■ **The task**:
Pictures stay out of your copy, but everything else in the records below must be repeated exactly.

Records excerpted from a collection
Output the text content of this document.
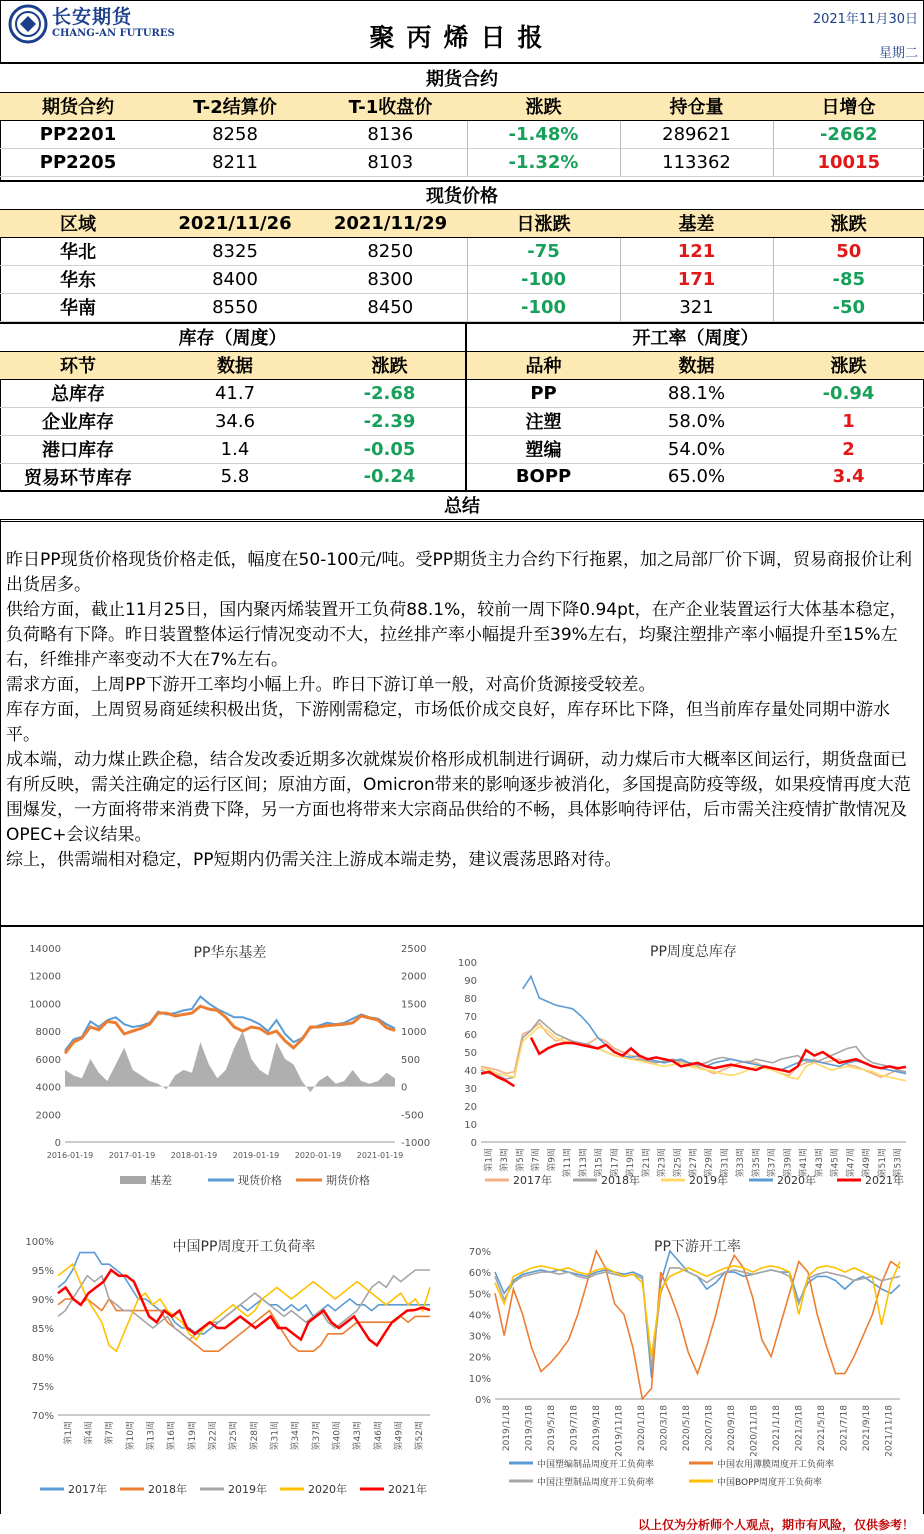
长安期货
CHANG-AN FUTURES	聚丙烯日报
2021年11月30日
星期二
期货合约					
期货合约	T-2结算价	T-1收盘价	涨跌	持仓量	日增仓
PP2201	8258	8136	-1.48%	289621	-2662
PP2205	8211	8103	-1.32%	113362	10015
现货价格					
区域	2021/11/26	2021/11/29	日涨跌	基差	涨跌
华北	8325	8250	-75	121	50
华东	8400	8300	-100	171	-85
华南	8550	8450	-100	321	-50
库存（周度）			开工率（周度）		
环节	数据	涨跌	品种	数据	涨跌
总库存	41.7	-2.68	PP	88.1%	-0.94
企业库存	34.6	-2.39	注塑	58.0%	1
港口库存	1.4	-0.05	塑编	54.0%	2
贸易环节库存	5.8	-0.24	BOPP	65.0%	3.4
总结					

昨日PP现货价格现货价格走低，幅度在50-100元/吨。受PP期货主力合约下行拖累，加之局部厂价下调，贸易商报价让利出货居多。

供给方面，截止11月25日，国内聚丙烯装置开工负荷88.1%，较前一周下降0.94pt，在产企业装置运行大体基本稳定，负荷略有下降。昨日装置整体运行情况变动不大，拉丝排产率小幅提升至39%左右，均聚注塑排产率小幅提升至15%左右，纤维排产率变动不大在7%左右。

需求方面，上周PP下游开工率均小幅上升。昨日下游订单一般，对高价货源接受较差。

库存方面，上周贸易商延续积极出货，下游刚需稳定，市场低价成交良好，库存环比下降，但当前库存量处同期中游水平。

成本端，动力煤止跌企稳，结合发改委近期多次就煤炭价格形成机制进行调研，动力煤后市大概率区间运行，期货盘面已有所反映，需关注确定的运行区间；原油方面，Omicron带来的影响逐步被消化，多国提高防疫等级，如果疫情再度大范围爆发，一方面将带来消费下降，另一方面也将带来大宗商品供给的不畅，具体影响待评估，后市需关注疫情扩散情况及OPEC+会议结果。

综上，供需端相对稳定，PP短期内仍需关注上游成本端走势，建议震荡思路对待。

PP华东基差
0
2000
4000
6000
8000
10000
12000
14000
-1000
-500
0
500
1000
1500
2000
2500
2016-01-19 2017-01-19 2018-01-19 2019-01-19 2020-01-19 2021-01-19
基差	现货价格	期货价格
PP周度总库存
0
10
20
30
40
50
60
70
80
90
100
第1周 第3周 第5周 第7周 第9周 第11周 第13周 第15周 第17周 第19周 第21周 第23周 第25周 第27周 第29周 第31周 第33周 第35周 第37周 第39周 第41周 第43周 第45周 第47周 第49周 第51周 第53周
2017年	2018年	2019年	2020年	2021年
中国PP周度开工负荷率
70%
75%
80%
85%
90%
95%
100%
第1周 第4周 第7周 第10周 第13周 第16周 第19周 第22周 第25周 第28周 第31周 第34周 第37周 第40周 第43周 第46周 第49周 第52周
2017年	2018年	2019年	2020年	2021年
PP下游开工率
0%
10%
20%
30%
40%
50%
60%
70%
2019/1/18 2019/3/18 2019/5/18 2019/7/18 2019/9/18 2019/11/18 2020/1/18 2020/3/18 2020/5/18 2020/7/18 2020/9/18 2020/11/18 2021/1/18 2021/3/18 2021/5/18 2021/7/18 2021/9/18 2021/11/18
中国塑编制品周度开工负荷率	中国农用薄膜周度开工负荷率
中国注塑制品周度开工负荷率	中国BOPP周度开工负荷率
以上仅为分析师个人观点，期市有风险，仅供参考！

■ **Exercise result**:
Output the text content of this document.
长安期货
CHANG-AN FUTURES	聚丙烯日报
2021年11月30日
星期二
期货合约					
期货合约	T-2结算价	T-1收盘价	涨跌	持仓量	日增仓
PP2201	8258	8136	-1.48%	289621	-2662
PP2205	8211	8103	-1.32%	113362	10015
现货价格					
区域	2021/11/26	2021/11/29	日涨跌	基差	涨跌
华北	8325	8250	-75	121	50
华东	8400	8300	-100	171	-85
华南	8550	8450	-100	321	-50
库存（周度）			开工率（周度）		
环节	数据	涨跌	品种	数据	涨跌
总库存	41.7	-2.68	PP	88.1%	-0.94
企业库存	34.6	-2.39	注塑	58.0%	1
港口库存	1.4	-0.05	塑编	54.0%	2
贸易环节库存	5.8	-0.24	BOPP	65.0%	3.4
总结					

昨日PP现货价格现货价格走低，幅度在50-100元/吨。受PP期货主力合约下行拖累，加之局部厂价下调，贸易商报价让利出货居多。

供给方面，截止11月25日，国内聚丙烯装置开工负荷88.1%，较前一周下降0.94pt，在产企业装置运行大体基本稳定，负荷略有下降。昨日装置整体运行情况变动不大，拉丝排产率小幅提升至39%左右，均聚注塑排产率小幅提升至15%左右，纤维排产率变动不大在7%左右。

需求方面，上周PP下游开工率均小幅上升。昨日下游订单一般，对高价货源接受较差。

库存方面，上周贸易商延续积极出货，下游刚需稳定，市场低价成交良好，库存环比下降，但当前库存量处同期中游水平。

成本端，动力煤止跌企稳，结合发改委近期多次就煤炭价格形成机制进行调研，动力煤后市大概率区间运行，期货盘面已有所反映，需关注确定的运行区间；原油方面，Omicron带来的影响逐步被消化，多国提高防疫等级，如果疫情再度大范围爆发，一方面将带来消费下降，另一方面也将带来大宗商品供给的不畅，具体影响待评估，后市需关注疫情扩散情况及OPEC+会议结果。

综上，供需端相对稳定，PP短期内仍需关注上游成本端走势，建议震荡思路对待。

PP华东基差
0
2000
4000
6000
8000
10000
12000
14000
-1000
-500
0
500
1000
1500
2000
2500
2016-01-19 2017-01-19 2018-01-19 2019-01-19 2020-01-19 2021-01-19
基差	现货价格	期货价格
PP周度总库存
0
10
20
30
40
50
60
70
80
90
100
第1周 第3周 第5周 第7周 第9周 第11周 第13周 第15周 第17周 第19周 第21周 第23周 第25周 第27周 第29周 第31周 第33周 第35周 第37周 第39周 第41周 第43周 第45周 第47周 第49周 第51周 第53周
2017年	2018年	2019年	2020年	2021年
中国PP周度开工负荷率
70%
75%
80%
85%
90%
95%
100%
第1周 第4周 第7周 第10周 第13周 第16周 第19周 第22周 第25周 第28周 第31周 第34周 第37周 第40周 第43周 第46周 第49周 第52周
2017年	2018年	2019年	2020年	2021年
PP下游开工率
0%
10%
20%
30%
40%
50%
60%
70%
2019/1/18 2019/3/18 2019/5/18 2019/7/18 2019/9/18 2019/11/18 2020/1/18 2020/3/18 2020/5/18 2020/7/18 2020/9/18 2020/11/18 2021/1/18 2021/3/18 2021/5/18 2021/7/18 2021/9/18 2021/11/18
中国塑编制品周度开工负荷率	中国农用薄膜周度开工负荷率
中国注塑制品周度开工负荷率	中国BOPP周度开工负荷率
以上仅为分析师个人观点，期市有风险，仅供参考！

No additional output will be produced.